### Your instructions:
Lift out each line of the data that holds "text".

================

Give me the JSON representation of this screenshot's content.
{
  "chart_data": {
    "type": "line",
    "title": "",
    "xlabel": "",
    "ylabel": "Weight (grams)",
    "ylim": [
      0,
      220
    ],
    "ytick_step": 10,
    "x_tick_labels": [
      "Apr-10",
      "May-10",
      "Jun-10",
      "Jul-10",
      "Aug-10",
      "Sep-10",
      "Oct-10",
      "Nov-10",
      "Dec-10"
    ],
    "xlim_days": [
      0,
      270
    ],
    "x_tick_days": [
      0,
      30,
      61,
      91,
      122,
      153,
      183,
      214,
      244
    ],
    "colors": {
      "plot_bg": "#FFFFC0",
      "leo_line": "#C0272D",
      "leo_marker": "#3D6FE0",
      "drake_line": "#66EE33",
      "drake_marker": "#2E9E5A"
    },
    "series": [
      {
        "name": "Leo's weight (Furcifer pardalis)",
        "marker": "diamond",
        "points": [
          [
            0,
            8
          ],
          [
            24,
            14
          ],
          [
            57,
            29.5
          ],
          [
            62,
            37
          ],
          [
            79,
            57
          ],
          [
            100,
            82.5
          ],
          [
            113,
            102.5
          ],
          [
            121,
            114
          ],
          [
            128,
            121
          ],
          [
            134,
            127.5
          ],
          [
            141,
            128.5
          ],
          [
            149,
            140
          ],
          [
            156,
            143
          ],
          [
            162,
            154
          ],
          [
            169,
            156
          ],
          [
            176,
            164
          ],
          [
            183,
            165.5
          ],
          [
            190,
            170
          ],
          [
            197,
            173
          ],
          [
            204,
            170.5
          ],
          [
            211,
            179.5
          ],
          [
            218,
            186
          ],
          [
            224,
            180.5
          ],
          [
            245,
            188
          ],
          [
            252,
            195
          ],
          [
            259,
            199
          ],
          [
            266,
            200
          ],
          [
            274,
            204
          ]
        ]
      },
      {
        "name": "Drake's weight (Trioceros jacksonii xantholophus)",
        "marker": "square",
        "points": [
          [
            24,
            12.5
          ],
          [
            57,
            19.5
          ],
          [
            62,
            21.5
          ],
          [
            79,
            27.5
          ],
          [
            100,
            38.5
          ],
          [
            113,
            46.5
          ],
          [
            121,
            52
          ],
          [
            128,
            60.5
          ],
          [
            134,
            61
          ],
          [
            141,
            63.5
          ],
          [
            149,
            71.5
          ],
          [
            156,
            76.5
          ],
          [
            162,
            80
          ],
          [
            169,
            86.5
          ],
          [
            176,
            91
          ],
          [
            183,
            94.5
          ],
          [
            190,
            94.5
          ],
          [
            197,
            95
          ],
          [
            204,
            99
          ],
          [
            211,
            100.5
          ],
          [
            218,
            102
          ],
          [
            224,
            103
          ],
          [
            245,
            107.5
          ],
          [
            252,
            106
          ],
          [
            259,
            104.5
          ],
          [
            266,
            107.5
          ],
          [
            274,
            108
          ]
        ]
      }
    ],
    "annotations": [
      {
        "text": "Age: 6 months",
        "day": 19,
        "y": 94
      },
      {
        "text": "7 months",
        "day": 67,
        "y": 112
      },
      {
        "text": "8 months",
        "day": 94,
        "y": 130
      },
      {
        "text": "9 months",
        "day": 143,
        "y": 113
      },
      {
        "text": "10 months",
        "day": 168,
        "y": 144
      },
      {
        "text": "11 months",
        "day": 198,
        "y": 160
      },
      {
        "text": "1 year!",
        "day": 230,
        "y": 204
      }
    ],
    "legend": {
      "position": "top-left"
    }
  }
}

================

### Result for this task:
        "text": "Age: 6 months",
        "text": "7 months",
        "text": "8 months",
        "text": "9 months",
        "text": "10 months",
        "text": "11 months",
        "text": "1 year!",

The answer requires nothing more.